> **Task prompt**
Repeat each record below exactly, dropping the pictures.
_____
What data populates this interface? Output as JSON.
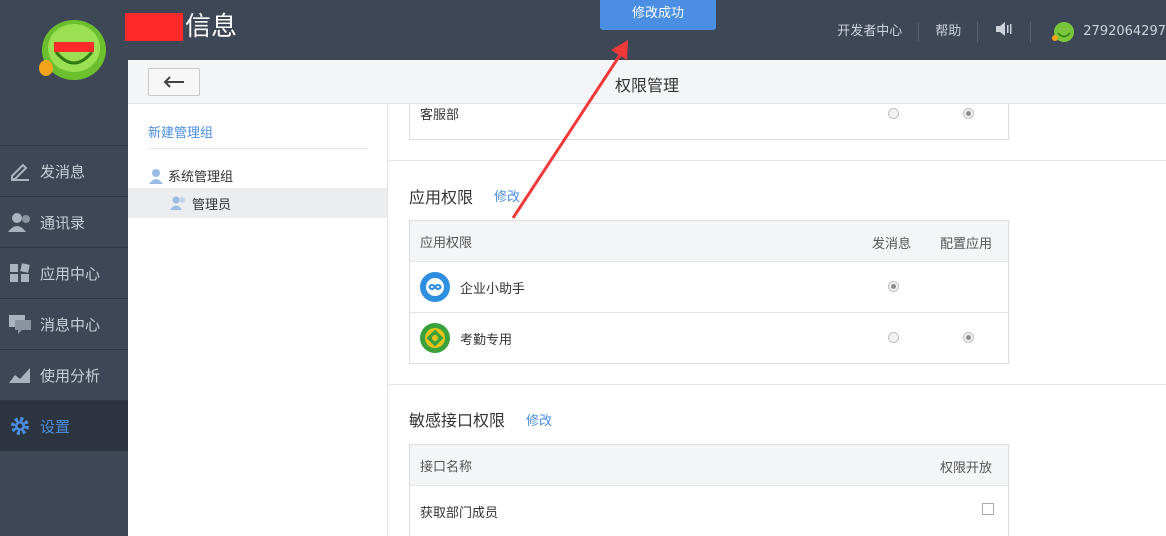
{
  "header": {
    "brand_title": "信息",
    "toast": "修改成功",
    "nav": [
      "开发者中心",
      "帮助"
    ],
    "username": "2792064297"
  },
  "leftnav": [
    {
      "label": "发消息",
      "icon": "pencil-icon"
    },
    {
      "label": "通讯录",
      "icon": "contacts-icon"
    },
    {
      "label": "应用中心",
      "icon": "apps-icon"
    },
    {
      "label": "消息中心",
      "icon": "message-icon"
    },
    {
      "label": "使用分析",
      "icon": "chart-icon"
    },
    {
      "label": "设置",
      "icon": "gear-icon",
      "active": true
    }
  ],
  "panel": {
    "title": "权限管理",
    "new_group": "新建管理组",
    "group": "系统管理组",
    "member": "管理员"
  },
  "dept_row": {
    "name": "客服部",
    "col1_checked": false,
    "col2_checked": true
  },
  "app_perm": {
    "title": "应用权限",
    "edit": "修改",
    "headers": [
      "应用权限",
      "发消息",
      "配置应用"
    ],
    "rows": [
      {
        "name": "企业小助手",
        "icon": "assistant-icon",
        "send": true,
        "config": null
      },
      {
        "name": "考勤专用",
        "icon": "attendance-icon",
        "send": false,
        "config": true
      }
    ]
  },
  "api_perm": {
    "title": "敏感接口权限",
    "edit": "修改",
    "headers": [
      "接口名称",
      "权限开放"
    ],
    "rows": [
      {
        "name": "获取部门成员",
        "open": false
      }
    ]
  },
  "colors": {
    "accent": "#4a8fe3",
    "sidebar": "#3d4755",
    "redact": "#ff2a2a",
    "arrow": "#f03a3a"
  }
}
_____
> **Answer**
What data populates this interface? Output as JSON.
{
  "header": {
    "brand_title": "信息",
    "toast": "修改成功",
    "nav": [
      "开发者中心",
      "帮助"
    ],
    "username": "2792064297"
  },
  "leftnav": [
    {
      "label": "发消息",
      "icon": "pencil-icon"
    },
    {
      "label": "通讯录",
      "icon": "contacts-icon"
    },
    {
      "label": "应用中心",
      "icon": "apps-icon"
    },
    {
      "label": "消息中心",
      "icon": "message-icon"
    },
    {
      "label": "使用分析",
      "icon": "chart-icon"
    },
    {
      "label": "设置",
      "icon": "gear-icon",
      "active": true
    }
  ],
  "panel": {
    "title": "权限管理",
    "new_group": "新建管理组",
    "group": "系统管理组",
    "member": "管理员"
  },
  "dept_row": {
    "name": "客服部",
    "col1_checked": false,
    "col2_checked": true
  },
  "app_perm": {
    "title": "应用权限",
    "edit": "修改",
    "headers": [
      "应用权限",
      "发消息",
      "配置应用"
    ],
    "rows": [
      {
        "name": "企业小助手",
        "icon": "assistant-icon",
        "send": true,
        "config": null
      },
      {
        "name": "考勤专用",
        "icon": "attendance-icon",
        "send": false,
        "config": true
      }
    ]
  },
  "api_perm": {
    "title": "敏感接口权限",
    "edit": "修改",
    "headers": [
      "接口名称",
      "权限开放"
    ],
    "rows": [
      {
        "name": "获取部门成员",
        "open": false
      }
    ]
  },
  "colors": {
    "accent": "#4a8fe3",
    "sidebar": "#3d4755",
    "redact": "#ff2a2a",
    "arrow": "#f03a3a"
  }
}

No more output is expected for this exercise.